> SUPPLIED RECORDS:
[BEGIN]

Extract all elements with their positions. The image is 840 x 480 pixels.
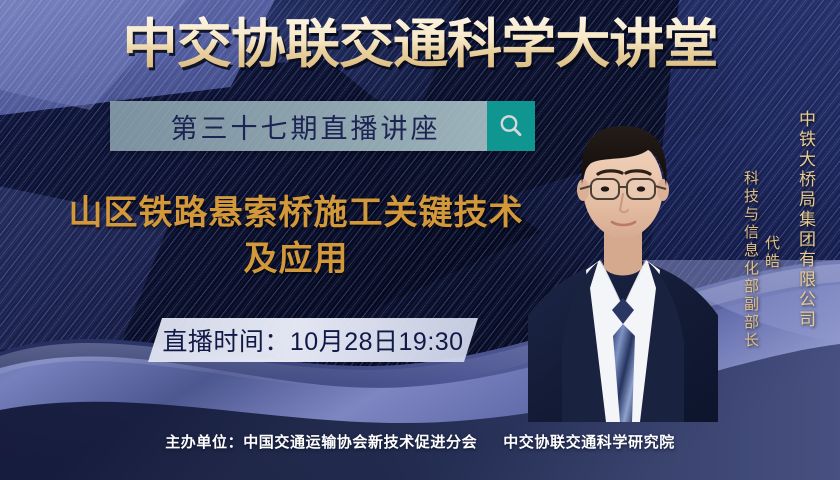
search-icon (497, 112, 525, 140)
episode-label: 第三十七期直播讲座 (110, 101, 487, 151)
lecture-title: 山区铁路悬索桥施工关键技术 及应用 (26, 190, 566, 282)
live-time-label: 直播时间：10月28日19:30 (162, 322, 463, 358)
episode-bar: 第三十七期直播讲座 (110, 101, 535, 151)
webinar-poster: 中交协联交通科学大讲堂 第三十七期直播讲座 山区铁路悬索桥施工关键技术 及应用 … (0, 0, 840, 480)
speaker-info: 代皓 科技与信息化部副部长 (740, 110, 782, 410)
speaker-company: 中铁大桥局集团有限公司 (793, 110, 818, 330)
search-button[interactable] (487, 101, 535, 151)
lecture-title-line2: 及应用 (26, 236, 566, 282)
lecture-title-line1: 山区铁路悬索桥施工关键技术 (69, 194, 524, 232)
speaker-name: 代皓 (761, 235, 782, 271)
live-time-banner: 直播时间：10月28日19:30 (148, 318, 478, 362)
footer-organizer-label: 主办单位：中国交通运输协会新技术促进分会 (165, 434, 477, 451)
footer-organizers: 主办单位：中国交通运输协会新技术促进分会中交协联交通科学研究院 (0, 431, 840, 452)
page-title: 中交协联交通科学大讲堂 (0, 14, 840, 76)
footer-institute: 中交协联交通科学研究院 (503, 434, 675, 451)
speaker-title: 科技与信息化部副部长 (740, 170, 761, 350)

[END]

> EXERCISE BRIEF:
Lay out the lines of the material as a Markdown table with the columns "Row" and "Text", starting at the line that contains "search-icon (497, 112, 525, 140)" and ending at the last line of the material. Include both of those lines, number each row, and leave out any blank lines.

> OUTPUT FOR THIS EXERCISE:
| Row | Text |
|---|---|
| 1 | search-icon (497, 112, 525, 140) |
| 2 | episode-label: 第三十七期直播讲座 (110, 101, 487, 151) |
| 3 | lecture-title: 山区铁路悬索桥施工关键技术 及应用 (26, 190, 566, 282) |
| 4 | live-time-label: 直播时间：10月28日19:30 (162, 322, 463, 358) |
| 5 | episode-bar: 第三十七期直播讲座 (110, 101, 535, 151) |
| 6 | webinar-poster: 中交协联交通科学大讲堂 第三十七期直播讲座 山区铁路悬索桥施工关键技术 及应用 … (0, 0, 840, 480) |
| 7 | speaker-info: 代皓 科技与信息化部副部长 (740, 110, 782, 410) |
| 8 | speaker-company: 中铁大桥局集团有限公司 (793, 110, 818, 330) |
| 9 | search-button[interactable] (487, 101, 535, 151) |
| 10 | lecture-title-line2: 及应用 (26, 236, 566, 282) |
| 11 | lecture-title-line1: 山区铁路悬索桥施工关键技术 (69, 194, 524, 232) |
| 12 | speaker-name: 代皓 (761, 235, 782, 271) |
| 13 | live-time-banner: 直播时间：10月28日19:30 (148, 318, 478, 362) |
| 14 | footer-organizer-label: 主办单位：中国交通运输协会新技术促进分会 (165, 434, 477, 451) |
| 15 | footer-organizers: 主办单位：中国交通运输协会新技术促进分会中交协联交通科学研究院 (0, 431, 840, 452) |
| 16 | page-title: 中交协联交通科学大讲堂 (0, 14, 840, 76) |
| 17 | footer-institute: 中交协联交通科学研究院 (503, 434, 675, 451) |
| 18 | speaker-title: 科技与信息化部副部长 (740, 170, 761, 350) |